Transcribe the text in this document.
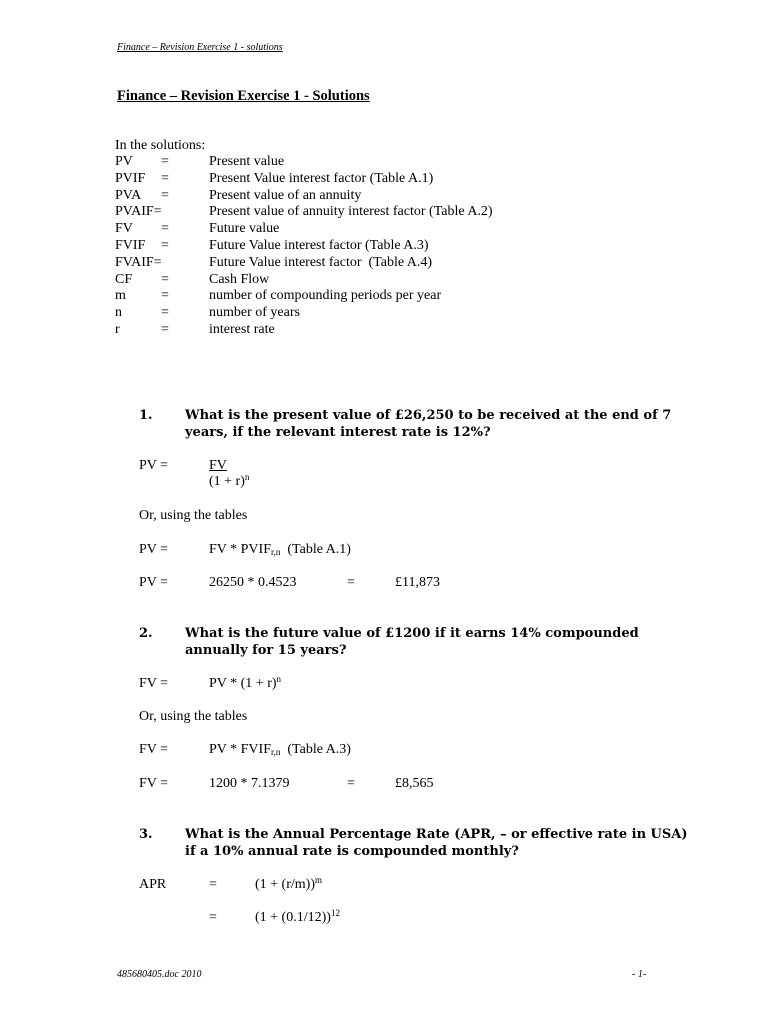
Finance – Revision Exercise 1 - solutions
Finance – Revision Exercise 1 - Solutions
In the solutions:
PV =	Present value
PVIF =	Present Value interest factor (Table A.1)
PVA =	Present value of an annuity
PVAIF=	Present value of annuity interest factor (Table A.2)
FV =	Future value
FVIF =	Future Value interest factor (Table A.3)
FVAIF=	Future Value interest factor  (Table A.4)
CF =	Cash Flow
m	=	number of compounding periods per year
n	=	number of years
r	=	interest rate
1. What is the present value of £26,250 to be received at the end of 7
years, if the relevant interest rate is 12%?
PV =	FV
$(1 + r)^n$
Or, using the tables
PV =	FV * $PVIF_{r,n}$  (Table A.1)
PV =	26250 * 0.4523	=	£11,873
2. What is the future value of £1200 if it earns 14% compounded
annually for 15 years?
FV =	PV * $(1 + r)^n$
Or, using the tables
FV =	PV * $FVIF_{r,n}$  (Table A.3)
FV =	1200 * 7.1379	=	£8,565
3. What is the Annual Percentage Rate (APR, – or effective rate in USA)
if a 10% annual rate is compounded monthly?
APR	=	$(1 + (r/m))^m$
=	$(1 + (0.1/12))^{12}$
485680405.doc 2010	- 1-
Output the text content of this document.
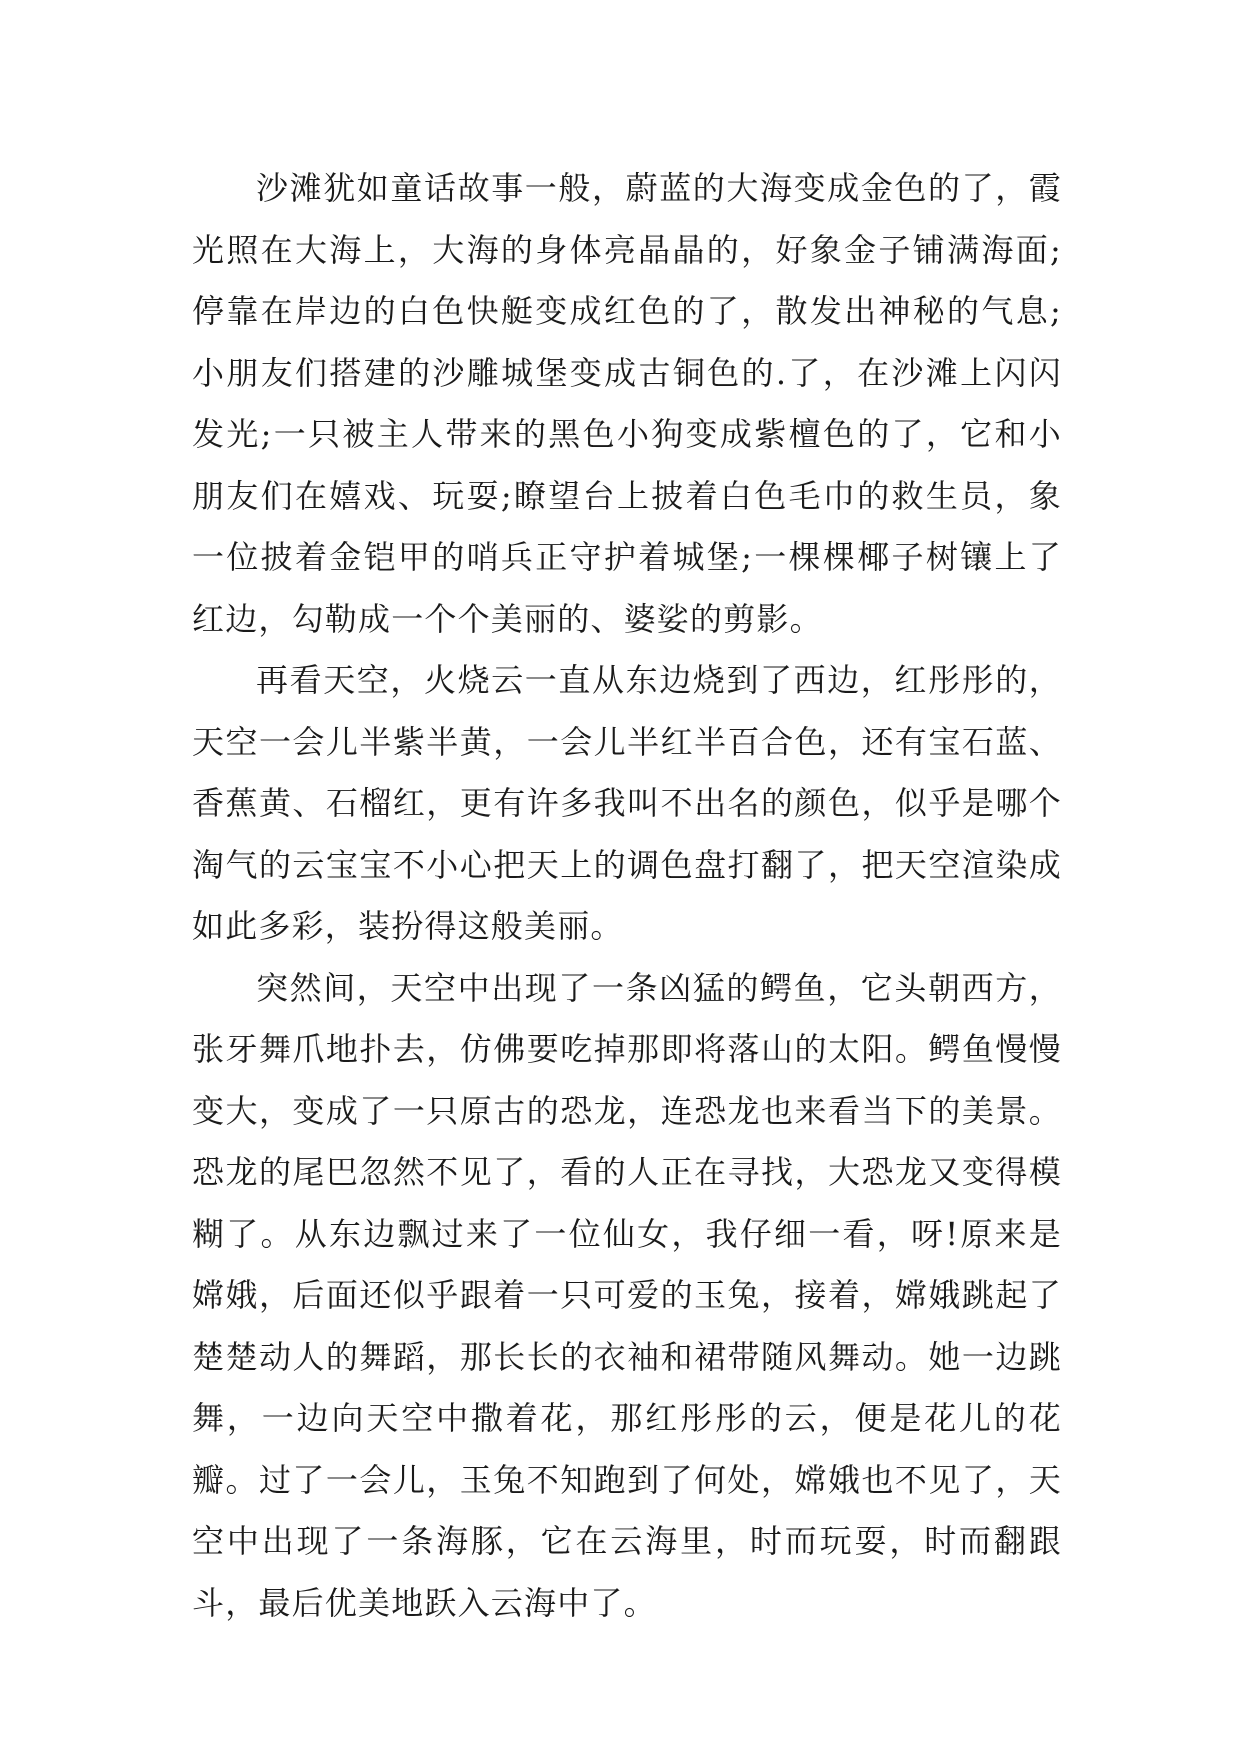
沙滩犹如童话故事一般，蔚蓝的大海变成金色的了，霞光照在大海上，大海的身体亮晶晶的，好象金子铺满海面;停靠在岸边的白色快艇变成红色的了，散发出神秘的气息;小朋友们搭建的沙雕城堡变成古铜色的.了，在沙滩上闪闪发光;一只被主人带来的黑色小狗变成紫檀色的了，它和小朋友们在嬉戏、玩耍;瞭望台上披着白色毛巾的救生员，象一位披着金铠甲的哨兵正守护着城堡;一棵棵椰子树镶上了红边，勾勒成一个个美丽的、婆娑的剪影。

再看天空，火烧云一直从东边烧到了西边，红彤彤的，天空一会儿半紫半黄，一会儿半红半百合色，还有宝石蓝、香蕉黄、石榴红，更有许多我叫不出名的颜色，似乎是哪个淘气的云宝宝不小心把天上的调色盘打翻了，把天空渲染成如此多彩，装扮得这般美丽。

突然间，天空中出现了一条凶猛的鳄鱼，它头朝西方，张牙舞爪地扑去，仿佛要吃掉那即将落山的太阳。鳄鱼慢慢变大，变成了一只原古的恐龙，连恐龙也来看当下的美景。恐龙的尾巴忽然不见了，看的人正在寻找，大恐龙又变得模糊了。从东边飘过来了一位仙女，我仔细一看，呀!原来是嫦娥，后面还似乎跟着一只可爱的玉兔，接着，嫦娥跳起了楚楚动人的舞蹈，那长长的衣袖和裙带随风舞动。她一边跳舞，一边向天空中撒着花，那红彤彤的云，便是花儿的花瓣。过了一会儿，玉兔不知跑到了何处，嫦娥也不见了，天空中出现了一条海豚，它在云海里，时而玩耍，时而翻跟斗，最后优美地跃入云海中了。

+ + + +

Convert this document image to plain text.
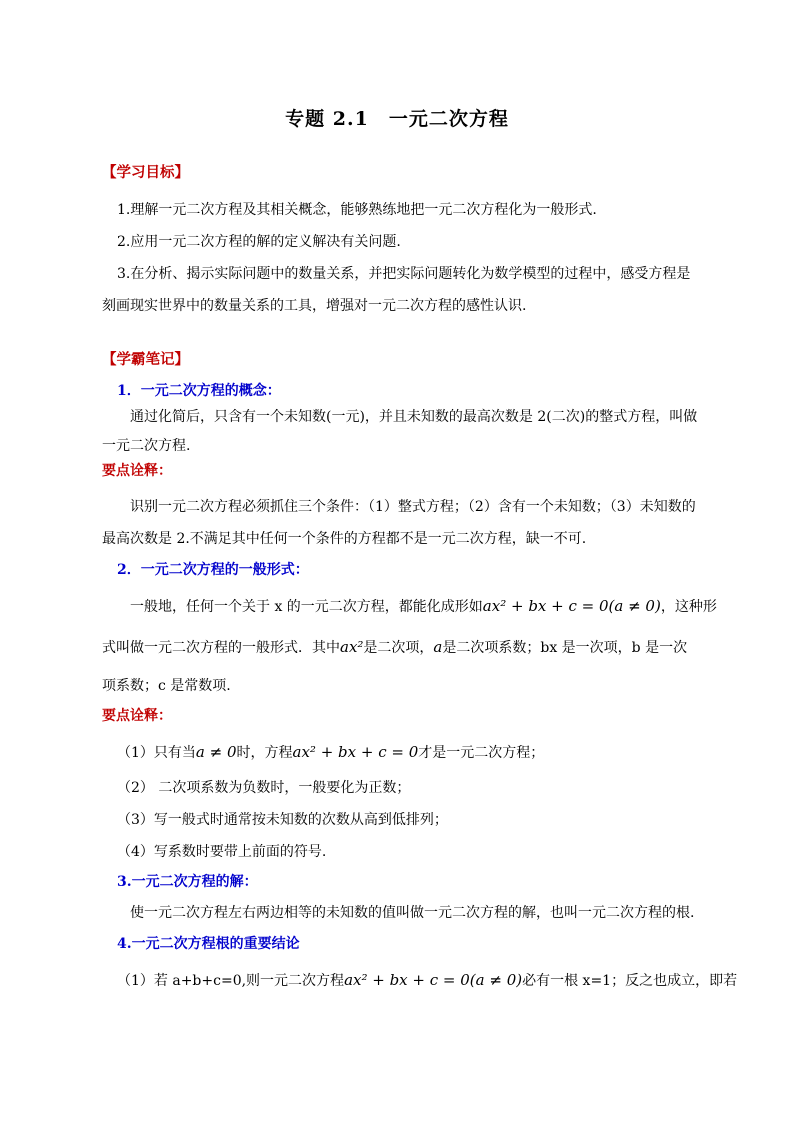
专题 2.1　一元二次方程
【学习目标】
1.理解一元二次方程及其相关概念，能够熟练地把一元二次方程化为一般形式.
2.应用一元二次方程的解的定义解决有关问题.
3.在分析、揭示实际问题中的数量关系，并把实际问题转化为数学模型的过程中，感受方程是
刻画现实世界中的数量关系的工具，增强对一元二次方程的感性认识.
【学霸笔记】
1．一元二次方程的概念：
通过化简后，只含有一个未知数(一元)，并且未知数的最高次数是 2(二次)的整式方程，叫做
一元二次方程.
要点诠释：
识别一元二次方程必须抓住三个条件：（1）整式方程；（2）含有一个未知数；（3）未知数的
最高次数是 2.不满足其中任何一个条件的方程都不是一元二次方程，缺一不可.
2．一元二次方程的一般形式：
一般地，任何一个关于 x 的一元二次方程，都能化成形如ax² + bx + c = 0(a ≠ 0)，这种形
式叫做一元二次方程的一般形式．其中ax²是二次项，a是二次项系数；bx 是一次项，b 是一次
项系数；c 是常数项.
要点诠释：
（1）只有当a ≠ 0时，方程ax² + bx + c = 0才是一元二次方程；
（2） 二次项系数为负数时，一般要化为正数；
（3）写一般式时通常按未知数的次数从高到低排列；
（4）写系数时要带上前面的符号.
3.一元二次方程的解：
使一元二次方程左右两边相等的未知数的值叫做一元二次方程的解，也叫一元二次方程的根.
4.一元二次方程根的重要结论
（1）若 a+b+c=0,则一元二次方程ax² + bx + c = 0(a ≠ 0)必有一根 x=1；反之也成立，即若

+ + + +

» Written task:
Where a line above holds the string "this", show that line.

» Reply:
Transcribe the text in this document.
Output the text content of this document.
Convert this document image to plain text.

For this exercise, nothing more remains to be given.